(Saved entries)
══════════════════════════════
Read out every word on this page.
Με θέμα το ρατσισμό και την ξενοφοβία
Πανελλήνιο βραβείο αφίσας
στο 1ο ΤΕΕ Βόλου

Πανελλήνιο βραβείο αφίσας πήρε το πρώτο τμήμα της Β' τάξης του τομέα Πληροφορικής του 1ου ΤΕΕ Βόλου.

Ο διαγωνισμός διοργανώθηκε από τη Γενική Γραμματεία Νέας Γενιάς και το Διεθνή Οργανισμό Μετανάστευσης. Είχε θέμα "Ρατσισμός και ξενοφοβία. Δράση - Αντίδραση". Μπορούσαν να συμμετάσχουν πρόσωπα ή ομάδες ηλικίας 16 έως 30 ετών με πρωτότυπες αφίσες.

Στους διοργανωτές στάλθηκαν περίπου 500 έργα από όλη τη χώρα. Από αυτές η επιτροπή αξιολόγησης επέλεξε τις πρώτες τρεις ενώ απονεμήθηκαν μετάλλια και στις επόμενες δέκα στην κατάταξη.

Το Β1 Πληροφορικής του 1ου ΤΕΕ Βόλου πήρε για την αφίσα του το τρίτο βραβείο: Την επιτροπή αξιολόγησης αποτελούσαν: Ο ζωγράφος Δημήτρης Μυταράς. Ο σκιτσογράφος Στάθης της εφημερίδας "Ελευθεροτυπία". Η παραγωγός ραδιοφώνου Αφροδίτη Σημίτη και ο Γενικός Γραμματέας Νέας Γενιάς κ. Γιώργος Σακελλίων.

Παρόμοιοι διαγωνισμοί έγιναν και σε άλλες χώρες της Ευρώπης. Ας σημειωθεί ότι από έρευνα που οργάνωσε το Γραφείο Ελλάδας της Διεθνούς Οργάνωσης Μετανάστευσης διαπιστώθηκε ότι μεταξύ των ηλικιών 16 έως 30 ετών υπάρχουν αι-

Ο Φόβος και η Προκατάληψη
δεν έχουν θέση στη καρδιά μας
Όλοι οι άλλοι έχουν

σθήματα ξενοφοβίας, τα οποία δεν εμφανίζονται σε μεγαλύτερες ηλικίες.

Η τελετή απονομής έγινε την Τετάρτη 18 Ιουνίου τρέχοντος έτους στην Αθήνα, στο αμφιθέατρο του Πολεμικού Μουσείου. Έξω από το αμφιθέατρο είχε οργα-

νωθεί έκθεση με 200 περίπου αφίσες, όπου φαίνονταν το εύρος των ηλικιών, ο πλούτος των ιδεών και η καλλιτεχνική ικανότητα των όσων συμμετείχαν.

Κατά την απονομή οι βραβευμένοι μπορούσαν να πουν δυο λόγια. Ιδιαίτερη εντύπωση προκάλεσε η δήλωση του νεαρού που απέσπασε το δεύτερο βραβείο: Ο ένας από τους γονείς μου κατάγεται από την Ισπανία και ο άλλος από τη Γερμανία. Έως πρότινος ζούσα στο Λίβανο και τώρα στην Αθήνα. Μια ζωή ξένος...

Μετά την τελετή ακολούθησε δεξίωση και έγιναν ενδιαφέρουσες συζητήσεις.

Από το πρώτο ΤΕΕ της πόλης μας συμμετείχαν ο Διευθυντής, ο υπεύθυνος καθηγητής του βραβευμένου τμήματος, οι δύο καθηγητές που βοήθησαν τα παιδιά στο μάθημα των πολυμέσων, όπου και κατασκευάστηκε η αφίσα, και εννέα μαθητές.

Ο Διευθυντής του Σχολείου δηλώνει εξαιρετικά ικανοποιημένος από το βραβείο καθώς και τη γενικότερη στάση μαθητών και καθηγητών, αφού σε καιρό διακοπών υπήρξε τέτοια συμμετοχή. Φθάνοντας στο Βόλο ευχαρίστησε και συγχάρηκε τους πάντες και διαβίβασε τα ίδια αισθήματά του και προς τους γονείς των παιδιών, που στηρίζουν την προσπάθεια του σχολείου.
══════════════════════════════
Challenge:
Exactly reproduce every line of the records.

Response below:
Read out every word on this page.
Με θέμα το ρατσισμό και την ξενοφοβία
Πανελλήνιο βραβείο αφίσας
στο 1ο ΤΕΕ Βόλου

Πανελλήνιο βραβείο αφίσας πήρε το πρώτο τμήμα της Β' τάξης του τομέα Πληροφορικής του 1ου ΤΕΕ Βόλου.

Ο διαγωνισμός διοργανώθηκε από τη Γενική Γραμματεία Νέας Γενιάς και το Διεθνή Οργανισμό Μετανάστευσης. Είχε θέμα "Ρατσισμός και ξενοφοβία. Δράση - Αντίδραση". Μπορούσαν να συμμετάσχουν πρόσωπα ή ομάδες ηλικίας 16 έως 30 ετών με πρωτότυπες αφίσες.

Στους διοργανωτές στάλθηκαν περίπου 500 έργα από όλη τη χώρα. Από αυτές η επιτροπή αξιολόγησης επέλεξε τις πρώτες τρεις ενώ απονεμήθηκαν μετάλλια και στις επόμενες δέκα στην κατάταξη.

Το Β1 Πληροφορικής του 1ου ΤΕΕ Βόλου πήρε για την αφίσα του το τρίτο βραβείο: Την επιτροπή αξιολόγησης αποτελούσαν: Ο ζωγράφος Δημήτρης Μυταράς. Ο σκιτσογράφος Στάθης της εφημερίδας "Ελευθεροτυπία". Η παραγωγός ραδιοφώνου Αφροδίτη Σημίτη και ο Γενικός Γραμματέας Νέας Γενιάς κ. Γιώργος Σακελλίων.

Παρόμοιοι διαγωνισμοί έγιναν και σε άλλες χώρες της Ευρώπης. Ας σημειωθεί ότι από έρευνα που οργάνωσε το Γραφείο Ελλάδας της Διεθνούς Οργάνωσης Μετανάστευσης διαπιστώθηκε ότι μεταξύ των ηλικιών 16 έως 30 ετών υπάρχουν αι-

Ο Φόβος και η Προκατάληψη
δεν έχουν θέση στη καρδιά μας
Όλοι οι άλλοι έχουν

σθήματα ξενοφοβίας, τα οποία δεν εμφανίζονται σε μεγαλύτερες ηλικίες.

Η τελετή απονομής έγινε την Τετάρτη 18 Ιουνίου τρέχοντος έτους στην Αθήνα, στο αμφιθέατρο του Πολεμικού Μουσείου. Έξω από το αμφιθέατρο είχε οργα-

νωθεί έκθεση με 200 περίπου αφίσες, όπου φαίνονταν το εύρος των ηλικιών, ο πλούτος των ιδεών και η καλλιτεχνική ικανότητα των όσων συμμετείχαν.

Κατά την απονομή οι βραβευμένοι μπορούσαν να πουν δυο λόγια. Ιδιαίτερη εντύπωση προκάλεσε η δήλωση του νεαρού που απέσπασε το δεύτερο βραβείο: Ο ένας από τους γονείς μου κατάγεται από την Ισπανία και ο άλλος από τη Γερμανία. Έως πρότινος ζούσα στο Λίβανο και τώρα στην Αθήνα. Μια ζωή ξένος...

Μετά την τελετή ακολούθησε δεξίωση και έγιναν ενδιαφέρουσες συζητήσεις.

Από το πρώτο ΤΕΕ της πόλης μας συμμετείχαν ο Διευθυντής, ο υπεύθυνος καθηγητής του βραβευμένου τμήματος, οι δύο καθηγητές που βοήθησαν τα παιδιά στο μάθημα των πολυμέσων, όπου και κατασκευάστηκε η αφίσα, και εννέα μαθητές.

Ο Διευθυντής του Σχολείου δηλώνει εξαιρετικά ικανοποιημένος από το βραβείο καθώς και τη γενικότερη στάση μαθητών και καθηγητών, αφού σε καιρό διακοπών υπήρξε τέτοια συμμετοχή. Φθάνοντας στο Βόλο ευχαρίστησε και συγχάρηκε τους πάντες και διαβίβασε τα ίδια αισθήματά του και προς τους γονείς των παιδιών, που στηρίζουν την προσπάθεια του σχολείου.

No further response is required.